====== Data for this exercise ======

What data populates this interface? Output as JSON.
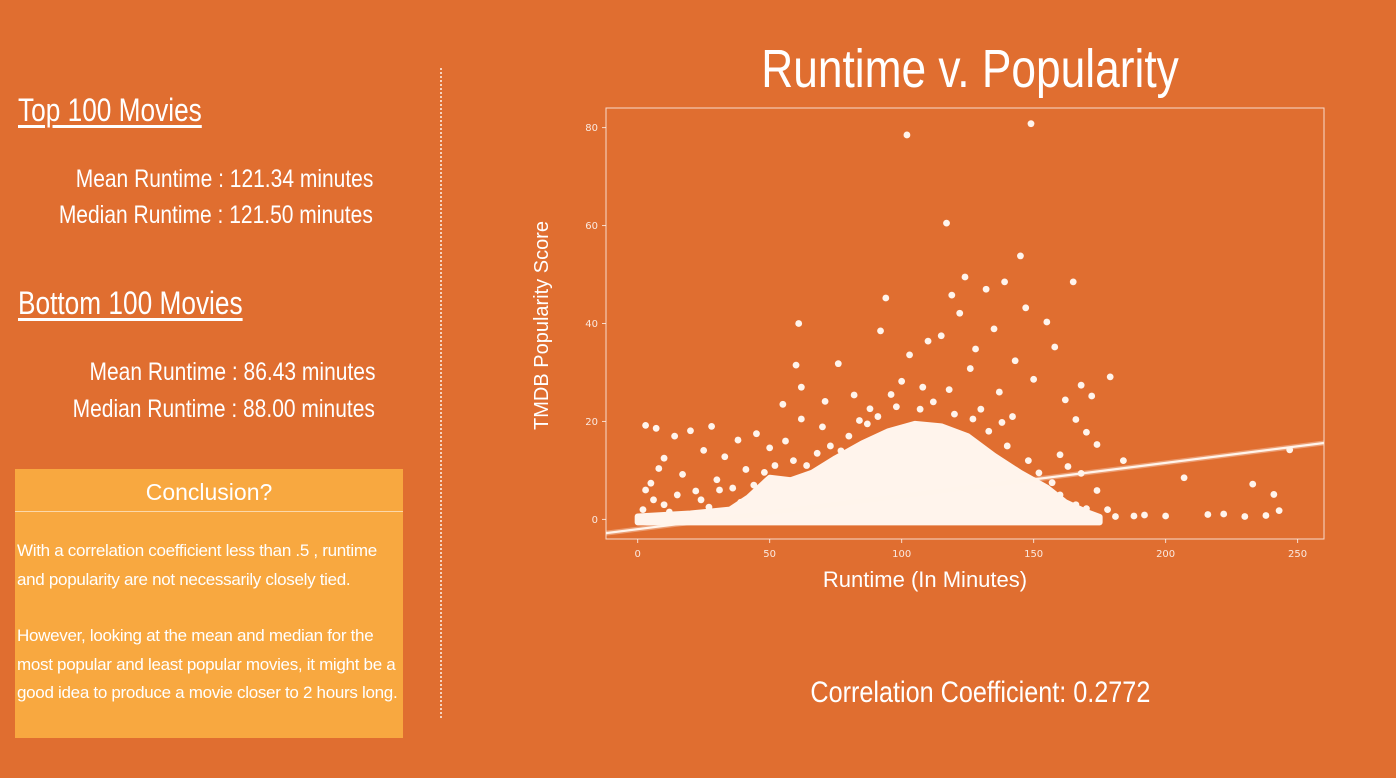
{
  "left": {
    "top_heading": "Top 100 Movies",
    "top_mean": "Mean Runtime : 121.34 minutes",
    "top_median": "Median Runtime : 121.50 minutes",
    "bottom_heading": "Bottom 100 Movies",
    "bottom_mean": "Mean Runtime : 86.43 minutes",
    "bottom_median": "Median Runtime : 88.00 minutes",
    "conclusion_title": "Conclusion?",
    "conclusion_p1": "With a correlation coefficient less than .5 , runtime and popularity are not necessarily closely tied.",
    "conclusion_p2": "However, looking at the mean and median for the most popular and least popular movies, it might be a good idea to produce a movie closer to 2 hours long."
  },
  "correlation_text": "Correlation Coefficient: 0.2772",
  "colors": {
    "background": "#E06E30",
    "conclusion_box": "#F8A840",
    "points": "#FFF4EC"
  },
  "chart_data": {
    "type": "scatter",
    "title": "Runtime v. Popularity",
    "xlabel": "Runtime (In Minutes)",
    "ylabel": "TMDB Popularity Score",
    "xlim": [
      -12,
      260
    ],
    "ylim": [
      -4,
      84
    ],
    "x_ticks": [
      0,
      50,
      100,
      150,
      200,
      250
    ],
    "y_ticks": [
      0,
      20,
      40,
      60,
      80
    ],
    "grid": false,
    "regression_line": [
      {
        "x": -12,
        "y": -2.8
      },
      {
        "x": 260,
        "y": 15.6
      }
    ],
    "points": [
      {
        "x": 102,
        "y": 78.5
      },
      {
        "x": 149,
        "y": 80.8
      },
      {
        "x": 117,
        "y": 60.5
      },
      {
        "x": 145,
        "y": 53.8
      },
      {
        "x": 124,
        "y": 49.5
      },
      {
        "x": 165,
        "y": 48.5
      },
      {
        "x": 132,
        "y": 47.0
      },
      {
        "x": 119,
        "y": 45.8
      },
      {
        "x": 94,
        "y": 45.2
      },
      {
        "x": 139,
        "y": 48.5
      },
      {
        "x": 61,
        "y": 40.0
      },
      {
        "x": 92,
        "y": 38.5
      },
      {
        "x": 122,
        "y": 42.1
      },
      {
        "x": 147,
        "y": 43.2
      },
      {
        "x": 155,
        "y": 40.3
      },
      {
        "x": 110,
        "y": 36.4
      },
      {
        "x": 128,
        "y": 34.8
      },
      {
        "x": 135,
        "y": 38.9
      },
      {
        "x": 103,
        "y": 33.6
      },
      {
        "x": 60,
        "y": 31.5
      },
      {
        "x": 76,
        "y": 31.8
      },
      {
        "x": 143,
        "y": 32.4
      },
      {
        "x": 158,
        "y": 35.2
      },
      {
        "x": 115,
        "y": 37.5
      },
      {
        "x": 82,
        "y": 25.4
      },
      {
        "x": 100,
        "y": 28.2
      },
      {
        "x": 126,
        "y": 30.8
      },
      {
        "x": 150,
        "y": 28.6
      },
      {
        "x": 168,
        "y": 27.4
      },
      {
        "x": 179,
        "y": 29.1
      },
      {
        "x": 62,
        "y": 27.0
      },
      {
        "x": 55,
        "y": 23.5
      },
      {
        "x": 71,
        "y": 24.1
      },
      {
        "x": 88,
        "y": 22.6
      },
      {
        "x": 137,
        "y": 26.0
      },
      {
        "x": 162,
        "y": 24.4
      },
      {
        "x": 172,
        "y": 25.2
      },
      {
        "x": 3,
        "y": 19.2
      },
      {
        "x": 7,
        "y": 18.6
      },
      {
        "x": 20,
        "y": 18.1
      },
      {
        "x": 28,
        "y": 19.0
      },
      {
        "x": 45,
        "y": 17.5
      },
      {
        "x": 62,
        "y": 20.5
      },
      {
        "x": 38,
        "y": 16.2
      },
      {
        "x": 14,
        "y": 17.0
      },
      {
        "x": 10,
        "y": 12.5
      },
      {
        "x": 25,
        "y": 14.1
      },
      {
        "x": 33,
        "y": 12.8
      },
      {
        "x": 50,
        "y": 14.6
      },
      {
        "x": 56,
        "y": 16.0
      },
      {
        "x": 70,
        "y": 18.9
      },
      {
        "x": 166,
        "y": 20.4
      },
      {
        "x": 170,
        "y": 17.8
      },
      {
        "x": 174,
        "y": 15.3
      },
      {
        "x": 160,
        "y": 13.2
      },
      {
        "x": 184,
        "y": 12.0
      },
      {
        "x": 207,
        "y": 8.5
      },
      {
        "x": 233,
        "y": 7.2
      },
      {
        "x": 241,
        "y": 5.1
      },
      {
        "x": 243,
        "y": 1.8
      },
      {
        "x": 247,
        "y": 14.2
      },
      {
        "x": 238,
        "y": 0.8
      },
      {
        "x": 230,
        "y": 0.6
      },
      {
        "x": 222,
        "y": 1.1
      },
      {
        "x": 216,
        "y": 1.0
      },
      {
        "x": 200,
        "y": 0.7
      },
      {
        "x": 192,
        "y": 0.9
      },
      {
        "x": 188,
        "y": 0.7
      },
      {
        "x": 181,
        "y": 0.6
      },
      {
        "x": 178,
        "y": 2.0
      },
      {
        "x": 174,
        "y": 5.9
      },
      {
        "x": 168,
        "y": 9.4
      },
      {
        "x": 163,
        "y": 10.8
      },
      {
        "x": 2,
        "y": 2.0
      },
      {
        "x": 5,
        "y": 7.4
      },
      {
        "x": 8,
        "y": 10.4
      },
      {
        "x": 17,
        "y": 9.2
      },
      {
        "x": 22,
        "y": 5.8
      },
      {
        "x": 30,
        "y": 8.1
      },
      {
        "x": 36,
        "y": 6.4
      },
      {
        "x": 41,
        "y": 10.2
      },
      {
        "x": 48,
        "y": 9.6
      }
    ],
    "dense_region_note": "Thousands of points overlap into a solid mound between roughly 40 and 165 minutes, peaking near 100-120 minutes at about 20."
  }
}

======

- [Given exercise] Where does the word "points" appear? Return each line that holds it.

- [Response to this exercise]
    "points": "#FFF4EC"
    "points": [
    "dense_region_note": "Thousands of points overlap into a solid mound between roughly 40 and 165 minutes, peaking near 100-120 minutes at about 20."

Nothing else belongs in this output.